STATED TASK: Go through the entries below and retype them exactly, omitting each picture.

(Dataset rows)
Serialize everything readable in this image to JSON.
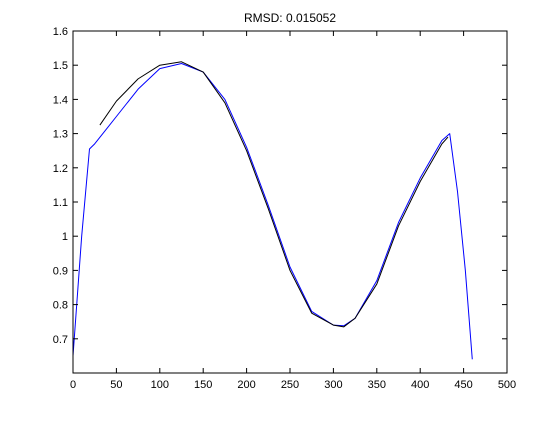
{
  "chart_data": {
    "type": "line",
    "title": "RMSD: 0.015052",
    "xlabel": "",
    "ylabel": "",
    "xlim": [
      0,
      500
    ],
    "ylim": [
      0.6,
      1.6
    ],
    "grid": false,
    "box": true,
    "xticks": [
      0,
      50,
      100,
      150,
      200,
      250,
      300,
      350,
      400,
      450,
      500
    ],
    "yticks": [
      0.7,
      0.8,
      0.9,
      1,
      1.1,
      1.2,
      1.3,
      1.4,
      1.5,
      1.6
    ],
    "xtick_labels": [
      "0",
      "50",
      "100",
      "150",
      "200",
      "250",
      "300",
      "350",
      "400",
      "450",
      "500"
    ],
    "ytick_labels": [
      "0.7",
      "0.8",
      "0.9",
      "1",
      "1.1",
      "1.2",
      "1.3",
      "1.4",
      "1.5",
      "1.6"
    ],
    "series": [
      {
        "color": "#0000ff",
        "x": [
          0,
          10,
          19,
          21,
          25,
          50,
          75,
          100,
          125,
          150,
          175,
          200,
          225,
          250,
          275,
          300,
          312,
          325,
          350,
          375,
          400,
          425,
          434,
          443,
          452,
          460
        ],
        "y": [
          0.65,
          1.0,
          1.255,
          1.26,
          1.27,
          1.35,
          1.43,
          1.49,
          1.505,
          1.48,
          1.4,
          1.26,
          1.09,
          0.91,
          0.78,
          0.74,
          0.738,
          0.76,
          0.87,
          1.04,
          1.17,
          1.28,
          1.3,
          1.13,
          0.9,
          0.64
        ]
      },
      {
        "color": "#000000",
        "x": [
          31,
          50,
          75,
          100,
          125,
          150,
          175,
          200,
          225,
          250,
          275,
          300,
          312,
          325,
          350,
          375,
          400,
          425,
          432
        ],
        "y": [
          1.325,
          1.395,
          1.46,
          1.5,
          1.51,
          1.48,
          1.39,
          1.25,
          1.08,
          0.9,
          0.775,
          0.74,
          0.735,
          0.76,
          0.86,
          1.03,
          1.16,
          1.27,
          1.29
        ]
      }
    ]
  }
}
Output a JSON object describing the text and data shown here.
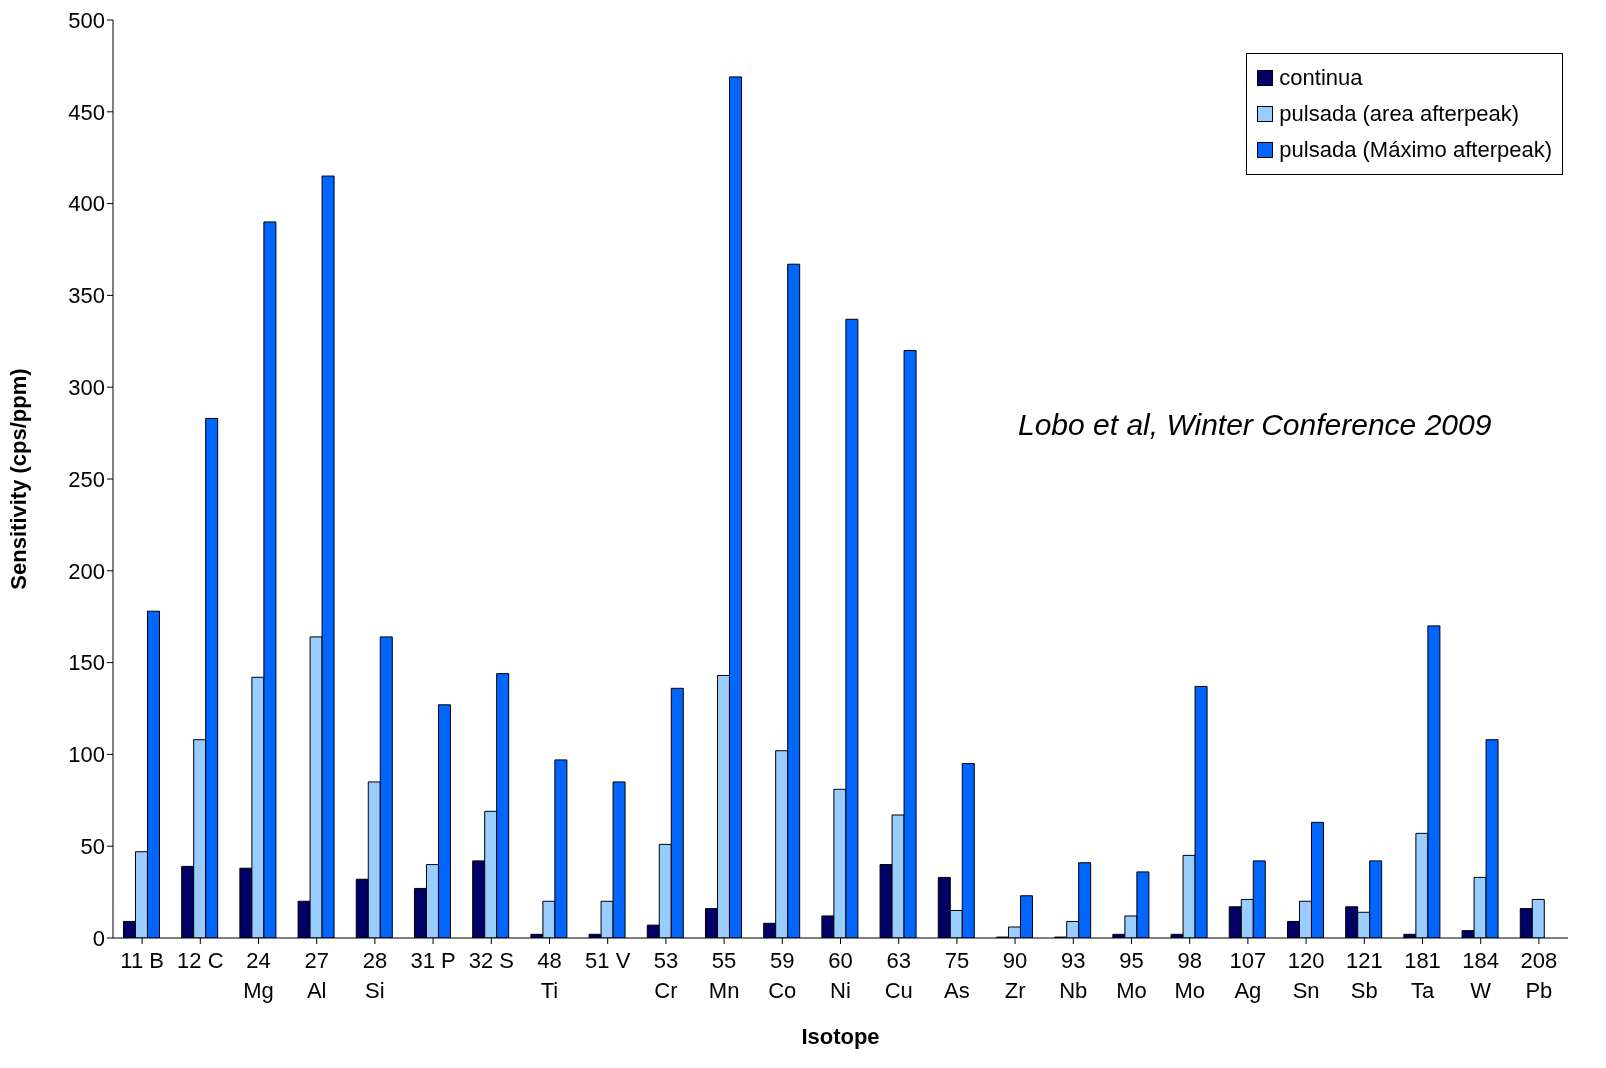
{
  "chart_data": {
    "type": "bar",
    "xlabel": "Isotope",
    "ylabel": "Sensitivity (cps/ppm)",
    "categories": [
      "11 B",
      "12 C",
      "24\nMg",
      "27\nAl",
      "28\nSi",
      "31 P",
      "32 S",
      "48\nTi",
      "51 V",
      "53\nCr",
      "55\nMn",
      "59\nCo",
      "60\nNi",
      "63\nCu",
      "75\nAs",
      "90\nZr",
      "93\nNb",
      "95\nMo",
      "98\nMo",
      "107\nAg",
      "120\nSn",
      "121\nSb",
      "181\nTa",
      "184\nW",
      "208\nPb"
    ],
    "series": [
      {
        "name": "continua",
        "color": "#000066",
        "values": [
          9,
          39,
          38,
          20,
          32,
          27,
          42,
          2,
          2,
          7,
          16,
          8,
          12,
          40,
          33,
          0.5,
          0.5,
          2,
          2,
          17,
          9,
          17,
          2,
          4,
          16
        ]
      },
      {
        "name": "pulsada (area afterpeak)",
        "color": "#99ccff",
        "values": [
          47,
          108,
          142,
          164,
          85,
          40,
          69,
          20,
          20,
          51,
          143,
          102,
          81,
          67,
          15,
          6,
          9,
          12,
          45,
          21,
          20,
          14,
          57,
          33,
          21
        ]
      },
      {
        "name": "pulsada (Máximo afterpeak)",
        "color": "#0066ff",
        "values": [
          178,
          283,
          390,
          415,
          164,
          127,
          144,
          97,
          85,
          136,
          469,
          367,
          337,
          320,
          95,
          23,
          41,
          36,
          137,
          42,
          63,
          42,
          170,
          108,
          null
        ]
      }
    ],
    "ylim": [
      0,
      500
    ],
    "yticks": [
      0,
      50,
      100,
      150,
      200,
      250,
      300,
      350,
      400,
      450,
      500
    ],
    "grid": false,
    "legend": "top right",
    "annotations": [
      "Lobo et al, Winter Conference 2009"
    ]
  }
}
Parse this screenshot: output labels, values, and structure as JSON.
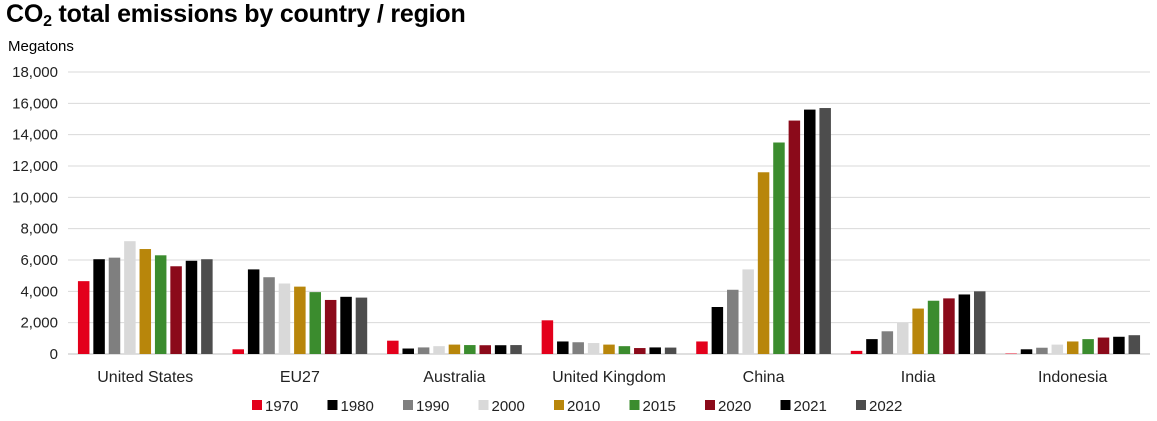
{
  "chart_data": {
    "type": "bar",
    "title_main": "CO",
    "title_sub": "2",
    "title_rest": " total emissions by country / region",
    "ylabel": "Megatons",
    "ylim": [
      0,
      18000
    ],
    "yticks": [
      "0",
      "2,000",
      "4,000",
      "6,000",
      "8,000",
      "10,000",
      "12,000",
      "14,000",
      "16,000",
      "18,000"
    ],
    "grid": true,
    "legend_position": "bottom",
    "categories": [
      "United States",
      "EU27",
      "Australia",
      "United Kingdom",
      "China",
      "India",
      "Indonesia"
    ],
    "series": [
      {
        "name": "1970",
        "color": "#e3001b",
        "values": [
          4650,
          300,
          850,
          2150,
          800,
          200,
          30
        ]
      },
      {
        "name": "1980",
        "color": "#000000",
        "values": [
          6050,
          5400,
          350,
          800,
          3000,
          950,
          300
        ]
      },
      {
        "name": "1990",
        "color": "#7f7f7f",
        "values": [
          6150,
          4900,
          420,
          750,
          4100,
          1450,
          400
        ]
      },
      {
        "name": "2000",
        "color": "#d9d9d9",
        "values": [
          7200,
          4500,
          500,
          700,
          5400,
          2000,
          600
        ]
      },
      {
        "name": "2010",
        "color": "#b8860b",
        "values": [
          6700,
          4300,
          600,
          600,
          11600,
          2900,
          800
        ]
      },
      {
        "name": "2015",
        "color": "#3b8c2e",
        "values": [
          6300,
          3950,
          570,
          500,
          13500,
          3400,
          950
        ]
      },
      {
        "name": "2020",
        "color": "#8b0a1a",
        "values": [
          5600,
          3450,
          560,
          380,
          14900,
          3550,
          1050
        ]
      },
      {
        "name": "2021",
        "color": "#000000",
        "values": [
          5950,
          3650,
          560,
          420,
          15600,
          3800,
          1100
        ]
      },
      {
        "name": "2022",
        "color": "#4d4d4d",
        "values": [
          6050,
          3600,
          570,
          410,
          15700,
          4000,
          1200
        ]
      }
    ]
  }
}
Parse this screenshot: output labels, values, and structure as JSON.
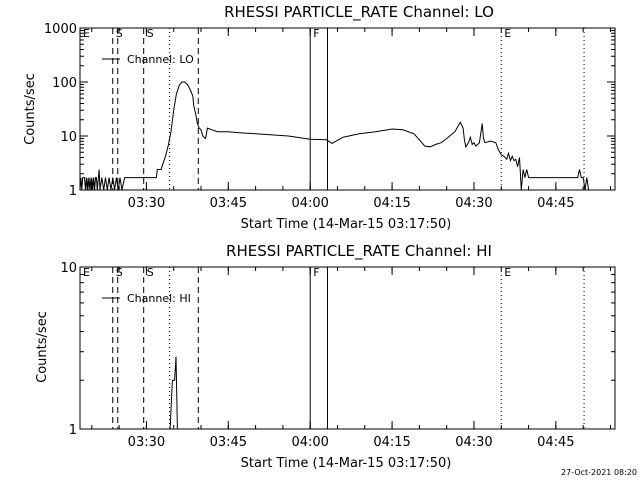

RESPONSE TO THE TASK:
Serialize everything readable in this image to JSON.
{
  "chart_data": {
    "type": "line",
    "title": "RMSD: 0.015052",
    "xlabel": "",
    "ylabel": "",
    "xlim": [
      0,
      500
    ],
    "ylim": [
      0.6,
      1.6
    ],
    "grid": false,
    "box": true,
    "xticks": [
      0,
      50,
      100,
      150,
      200,
      250,
      300,
      350,
      400,
      450,
      500
    ],
    "yticks": [
      0.7,
      0.8,
      0.9,
      1,
      1.1,
      1.2,
      1.3,
      1.4,
      1.5,
      1.6
    ],
    "xtick_labels": [
      "0",
      "50",
      "100",
      "150",
      "200",
      "250",
      "300",
      "350",
      "400",
      "450",
      "500"
    ],
    "ytick_labels": [
      "0.7",
      "0.8",
      "0.9",
      "1",
      "1.1",
      "1.2",
      "1.3",
      "1.4",
      "1.5",
      "1.6"
    ],
    "series": [
      {
        "color": "#0000ff",
        "x": [
          0,
          10,
          19,
          21,
          25,
          50,
          75,
          100,
          125,
          150,
          175,
          200,
          225,
          250,
          275,
          300,
          312,
          325,
          350,
          375,
          400,
          425,
          434,
          443,
          452,
          460
        ],
        "y": [
          0.65,
          1.0,
          1.255,
          1.26,
          1.27,
          1.35,
          1.43,
          1.49,
          1.505,
          1.48,
          1.4,
          1.26,
          1.09,
          0.91,
          0.78,
          0.74,
          0.738,
          0.76,
          0.87,
          1.04,
          1.17,
          1.28,
          1.3,
          1.13,
          0.9,
          0.64
        ]
      },
      {
        "color": "#000000",
        "x": [
          31,
          50,
          75,
          100,
          125,
          150,
          175,
          200,
          225,
          250,
          275,
          300,
          312,
          325,
          350,
          375,
          400,
          425,
          432
        ],
        "y": [
          1.325,
          1.395,
          1.46,
          1.5,
          1.51,
          1.48,
          1.39,
          1.25,
          1.08,
          0.9,
          0.775,
          0.74,
          0.735,
          0.76,
          0.86,
          1.03,
          1.16,
          1.27,
          1.29
        ]
      }
    ]
  }
}
Output a JSON object describing the text and data shown here.
{
  "chart_data": {
    "type": "bar",
    "xlabel": "Isotope",
    "ylabel": "Sensitivity (cps/ppm)",
    "categories": [
      "11 B",
      "12 C",
      "24\nMg",
      "27\nAl",
      "28\nSi",
      "31 P",
      "32 S",
      "48\nTi",
      "51 V",
      "53\nCr",
      "55\nMn",
      "59\nCo",
      "60\nNi",
      "63\nCu",
      "75\nAs",
      "90\nZr",
      "93\nNb",
      "95\nMo",
      "98\nMo",
      "107\nAg",
      "120\nSn",
      "121\nSb",
      "181\nTa",
      "184\nW",
      "208\nPb"
    ],
    "series": [
      {
        "name": "continua",
        "color": "#000066",
        "values": [
          9,
          39,
          38,
          20,
          32,
          27,
          42,
          2,
          2,
          7,
          16,
          8,
          12,
          40,
          33,
          0.5,
          0.5,
          2,
          2,
          17,
          9,
          17,
          2,
          4,
          16
        ]
      },
      {
        "name": "pulsada (area afterpeak)",
        "color": "#99ccff",
        "values": [
          47,
          108,
          142,
          164,
          85,
          40,
          69,
          20,
          20,
          51,
          143,
          102,
          81,
          67,
          15,
          6,
          9,
          12,
          45,
          21,
          20,
          14,
          57,
          33,
          21
        ]
      },
      {
        "name": "pulsada (Máximo afterpeak)",
        "color": "#0066ff",
        "values": [
          178,
          283,
          390,
          415,
          164,
          127,
          144,
          97,
          85,
          136,
          469,
          367,
          337,
          320,
          95,
          23,
          41,
          36,
          137,
          42,
          63,
          42,
          170,
          108,
          null
        ]
      }
    ],
    "ylim": [
      0,
      500
    ],
    "yticks": [
      0,
      50,
      100,
      150,
      200,
      250,
      300,
      350,
      400,
      450,
      500
    ],
    "grid": false,
    "legend": "top right",
    "annotations": [
      "Lobo et al, Winter Conference 2009"
    ]
  }
}
Parse this screenshot: output labels, values, and structure as JSON.
{
  "chart_data": {
    "type": "bar",
    "title_main": "CO",
    "title_sub": "2",
    "title_rest": " total emissions by country / region",
    "ylabel": "Megatons",
    "ylim": [
      0,
      18000
    ],
    "yticks": [
      "0",
      "2,000",
      "4,000",
      "6,000",
      "8,000",
      "10,000",
      "12,000",
      "14,000",
      "16,000",
      "18,000"
    ],
    "grid": true,
    "legend_position": "bottom",
    "categories": [
      "United States",
      "EU27",
      "Australia",
      "United Kingdom",
      "China",
      "India",
      "Indonesia"
    ],
    "series": [
      {
        "name": "1970",
        "color": "#e3001b",
        "values": [
          4650,
          300,
          850,
          2150,
          800,
          200,
          30
        ]
      },
      {
        "name": "1980",
        "color": "#000000",
        "values": [
          6050,
          5400,
          350,
          800,
          3000,
          950,
          300
        ]
      },
      {
        "name": "1990",
        "color": "#7f7f7f",
        "values": [
          6150,
          4900,
          420,
          750,
          4100,
          1450,
          400
        ]
      },
      {
        "name": "2000",
        "color": "#d9d9d9",
        "values": [
          7200,
          4500,
          500,
          700,
          5400,
          2000,
          600
        ]
      },
      {
        "name": "2010",
        "color": "#b8860b",
        "values": [
          6700,
          4300,
          600,
          600,
          11600,
          2900,
          800
        ]
      },
      {
        "name": "2015",
        "color": "#3b8c2e",
        "values": [
          6300,
          3950,
          570,
          500,
          13500,
          3400,
          950
        ]
      },
      {
        "name": "2020",
        "color": "#8b0a1a",
        "values": [
          5600,
          3450,
          560,
          380,
          14900,
          3550,
          1050
        ]
      },
      {
        "name": "2021",
        "color": "#000000",
        "values": [
          5950,
          3650,
          560,
          420,
          15600,
          3800,
          1100
        ]
      },
      {
        "name": "2022",
        "color": "#4d4d4d",
        "values": [
          6050,
          3600,
          570,
          410,
          15700,
          4000,
          1200
        ]
      }
    ]
  }
}
Parse this screenshot: output labels, values, and structure as JSON.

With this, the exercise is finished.